Dataset entries

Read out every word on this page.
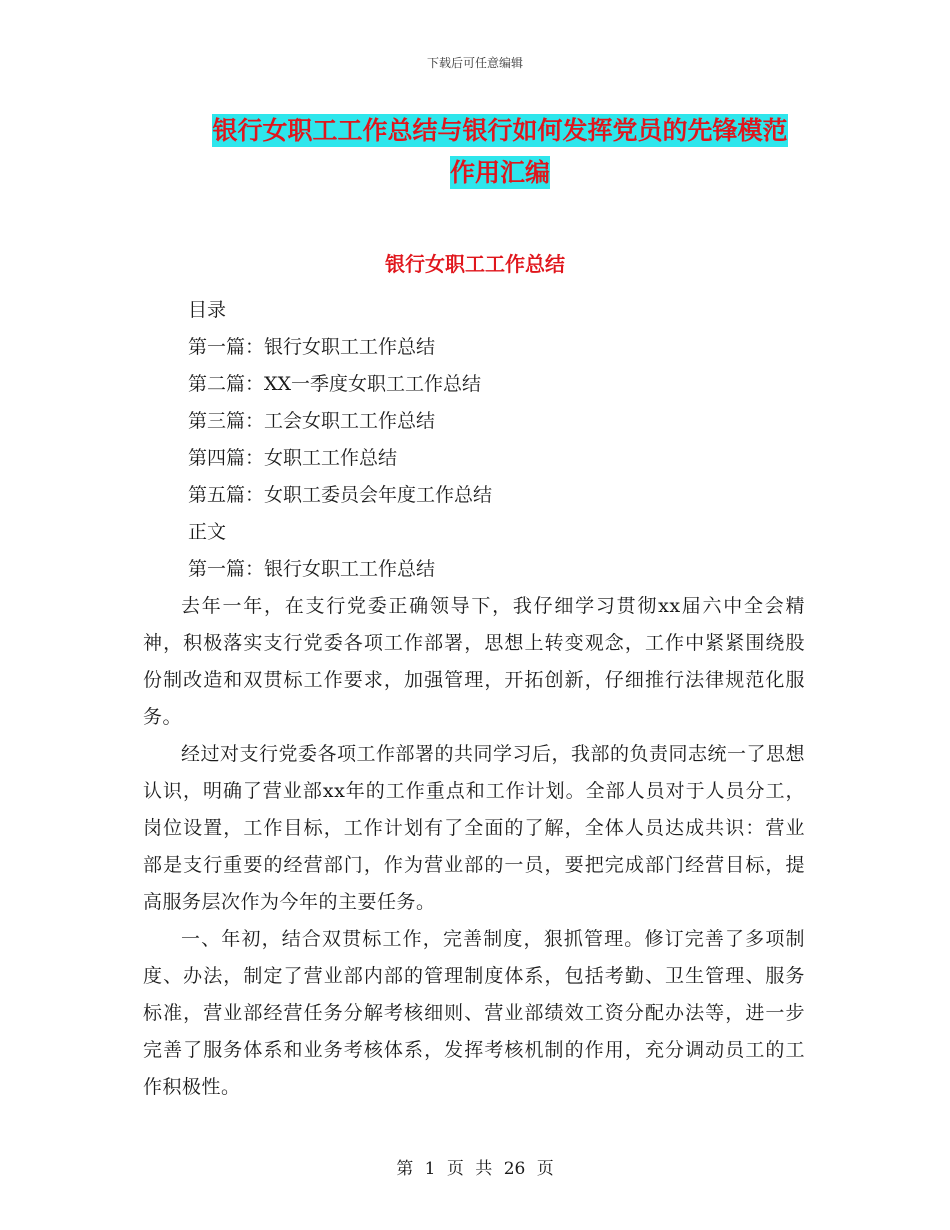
下载后可任意编辑
银行女职工工作总结与银行如何发挥党员的先锋模范
作用汇编
银行女职工工作总结
目录
第一篇：银行女职工工作总结
第二篇：XX一季度女职工工作总结
第三篇：工会女职工工作总结
第四篇：女职工工作总结
第五篇：女职工委员会年度工作总结
正文
第一篇：银行女职工工作总结

去年一年，在支行党委正确领导下，我仔细学习贯彻xx届六中全会精神，积极落实支行党委各项工作部署，思想上转变观念，工作中紧紧围绕股份制改造和双贯标工作要求，加强管理，开拓创新，仔细推行法律规范化服务。

经过对支行党委各项工作部署的共同学习后，我部的负责同志统一了思想认识，明确了营业部xx年的工作重点和工作计划。全部人员对于人员分工，岗位设置，工作目标，工作计划有了全面的了解，全体人员达成共识：营业部是支行重要的经营部门，作为营业部的一员，要把完成部门经营目标，提高服务层次作为今年的主要任务。

一、年初，结合双贯标工作，完善制度，狠抓管理。修订完善了多项制度、办法，制定了营业部内部的管理制度体系，包括考勤、卫生管理、服务标准，营业部经营任务分解考核细则、营业部绩效工资分配办法等，进一步完善了服务体系和业务考核体系，发挥考核机制的作用，充分调动员工的工作积极性。

第 1 页 共 26 页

> _What the exercise asks_:
Set the data above down again exactly as given, with no pictures.

> _Correct response_:
Read out every word on this page.
下载后可任意编辑
银行女职工工作总结与银行如何发挥党员的先锋模范
作用汇编
银行女职工工作总结
目录
第一篇：银行女职工工作总结
第二篇：XX一季度女职工工作总结
第三篇：工会女职工工作总结
第四篇：女职工工作总结
第五篇：女职工委员会年度工作总结
正文
第一篇：银行女职工工作总结

去年一年，在支行党委正确领导下，我仔细学习贯彻xx届六中全会精神，积极落实支行党委各项工作部署，思想上转变观念，工作中紧紧围绕股份制改造和双贯标工作要求，加强管理，开拓创新，仔细推行法律规范化服务。

经过对支行党委各项工作部署的共同学习后，我部的负责同志统一了思想认识，明确了营业部xx年的工作重点和工作计划。全部人员对于人员分工，岗位设置，工作目标，工作计划有了全面的了解，全体人员达成共识：营业部是支行重要的经营部门，作为营业部的一员，要把完成部门经营目标，提高服务层次作为今年的主要任务。

一、年初，结合双贯标工作，完善制度，狠抓管理。修订完善了多项制度、办法，制定了营业部内部的管理制度体系，包括考勤、卫生管理、服务标准，营业部经营任务分解考核细则、营业部绩效工资分配办法等，进一步完善了服务体系和业务考核体系，发挥考核机制的作用，充分调动员工的工作积极性。

第 1 页 共 26 页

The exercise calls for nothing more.